[Tarefa a realizar] Indique se cada afirmação concorda com o texto sobre as palmas, mais abaixo, respondendo sim ou não e citando entre aspas, sem alterações, as palavras do texto que decidem. 1. As palmas são usadas somente de forma rítmica. 2. Uma gargalhada às vezes é completada com palmas. 3. O gesto de bater palmas é considerado anódino.

[Bloco de texto]
'''

Antes de se tentar fazer
brevemente aqui algumas considerações no tocante ao respeito da liturgia da
Igreja, o que se pode dizer sobre as palmas em si?
Já há muito que, em tantas
culturas – por que não dizer em todas, mesmo se com maior ou menor frequência -
se expressa os afetos com as palmas. Para manifestar entusiasmo e motivação ou
para entusiasmar e motivar, as palmas são usadas de forma rítmica ou não.
Grandes aclamações de
personalidades públicas, apresentações artísticas ou o simples fato de
reconhecer algo bem feito, são acompanhados de palmas como sinal de ovação,
reverência ou reconhecimento. O ritmo de cantos e danças muitas vezes se inicia
com palmas ou as gera. E até mesmo uma boa e sã gargalhada às vezes é
completada com palmas, na exteriorização corporal das emoções. Este gesto que
consiste em bater uma mão contra a outra, produzindo um som não é tão anódino
quanto parece. Ademais, muito se poderia discorrer sobre quanto significado há
as mãos.

'''

[Listagem]
'''

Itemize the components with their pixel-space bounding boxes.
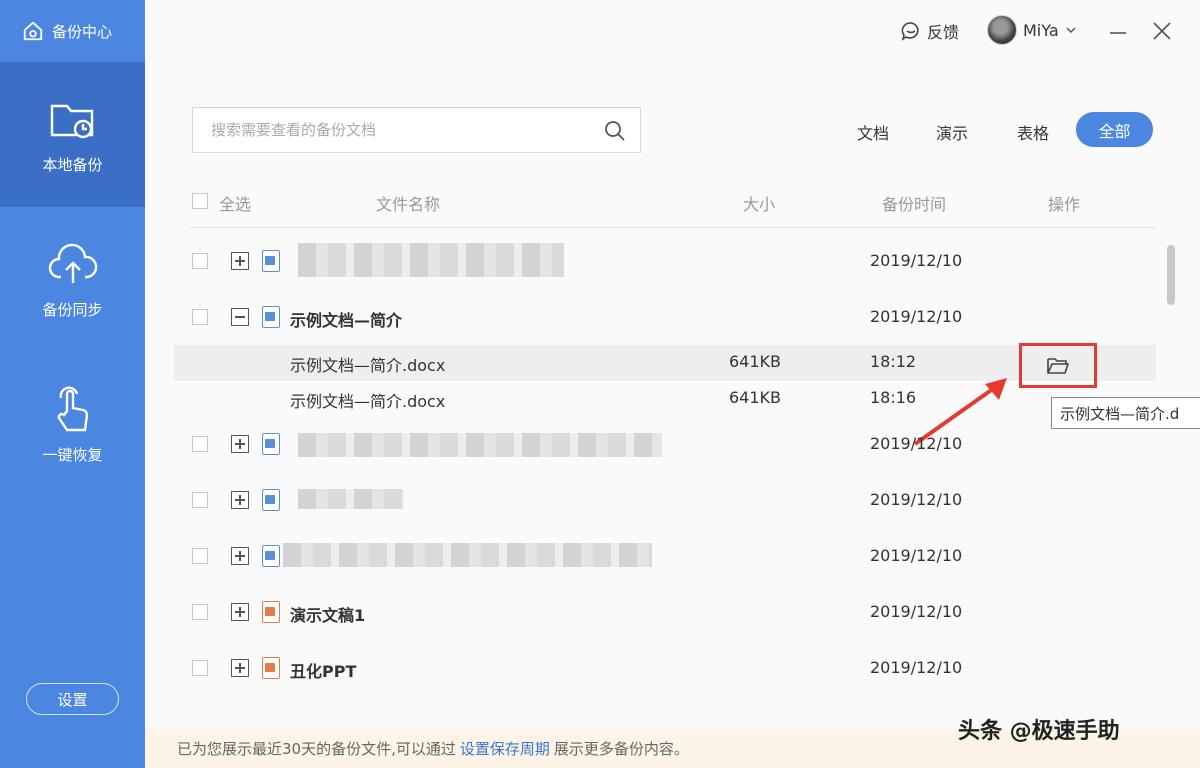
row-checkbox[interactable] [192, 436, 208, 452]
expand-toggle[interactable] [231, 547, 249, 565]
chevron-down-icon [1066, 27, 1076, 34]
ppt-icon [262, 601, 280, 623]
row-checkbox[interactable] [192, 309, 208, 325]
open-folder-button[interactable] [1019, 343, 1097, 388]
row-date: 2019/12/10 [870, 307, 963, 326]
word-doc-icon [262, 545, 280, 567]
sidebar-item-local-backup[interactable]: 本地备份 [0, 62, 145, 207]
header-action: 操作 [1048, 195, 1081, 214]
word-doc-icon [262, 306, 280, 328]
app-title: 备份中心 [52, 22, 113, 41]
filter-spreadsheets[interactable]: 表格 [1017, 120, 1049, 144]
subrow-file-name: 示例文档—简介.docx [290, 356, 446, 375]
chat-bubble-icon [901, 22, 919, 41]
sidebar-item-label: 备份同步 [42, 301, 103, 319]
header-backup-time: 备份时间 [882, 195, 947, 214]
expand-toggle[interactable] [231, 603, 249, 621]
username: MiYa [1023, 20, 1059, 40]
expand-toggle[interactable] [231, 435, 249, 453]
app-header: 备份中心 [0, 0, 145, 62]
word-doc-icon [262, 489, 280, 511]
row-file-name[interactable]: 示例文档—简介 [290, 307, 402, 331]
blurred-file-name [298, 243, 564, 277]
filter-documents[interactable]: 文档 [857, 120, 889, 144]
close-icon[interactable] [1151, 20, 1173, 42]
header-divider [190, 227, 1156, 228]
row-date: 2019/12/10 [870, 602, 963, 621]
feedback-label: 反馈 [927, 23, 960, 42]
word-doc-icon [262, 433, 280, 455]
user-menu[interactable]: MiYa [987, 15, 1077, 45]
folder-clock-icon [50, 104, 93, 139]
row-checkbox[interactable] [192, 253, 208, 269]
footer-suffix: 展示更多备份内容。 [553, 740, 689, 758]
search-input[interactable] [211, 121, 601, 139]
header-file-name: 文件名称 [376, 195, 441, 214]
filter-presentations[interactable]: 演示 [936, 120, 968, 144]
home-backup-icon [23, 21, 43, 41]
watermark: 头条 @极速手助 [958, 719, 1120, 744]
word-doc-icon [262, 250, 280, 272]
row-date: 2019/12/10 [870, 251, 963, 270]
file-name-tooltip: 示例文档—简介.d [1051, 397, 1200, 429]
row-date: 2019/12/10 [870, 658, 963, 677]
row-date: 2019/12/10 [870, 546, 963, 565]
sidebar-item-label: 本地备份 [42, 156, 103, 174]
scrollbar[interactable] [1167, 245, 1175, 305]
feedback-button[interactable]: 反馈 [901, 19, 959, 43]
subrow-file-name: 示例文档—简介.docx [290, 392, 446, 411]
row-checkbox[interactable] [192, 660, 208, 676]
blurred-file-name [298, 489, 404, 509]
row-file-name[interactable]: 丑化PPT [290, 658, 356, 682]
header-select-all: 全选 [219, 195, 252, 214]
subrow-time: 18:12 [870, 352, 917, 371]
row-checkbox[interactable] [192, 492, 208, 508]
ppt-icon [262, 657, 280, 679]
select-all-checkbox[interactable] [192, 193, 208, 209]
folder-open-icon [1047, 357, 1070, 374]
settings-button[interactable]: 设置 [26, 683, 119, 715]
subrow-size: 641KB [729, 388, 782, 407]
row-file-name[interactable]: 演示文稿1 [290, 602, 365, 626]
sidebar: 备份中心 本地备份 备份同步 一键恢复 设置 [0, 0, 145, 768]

'''

[Resposta]
1. Não: "as palmas são usadas de forma rítmica ou não."
2. Sim: "uma boa e sã gargalhada às vezes é completada com palmas"
3. Não: "não é tão anódino quanto parece"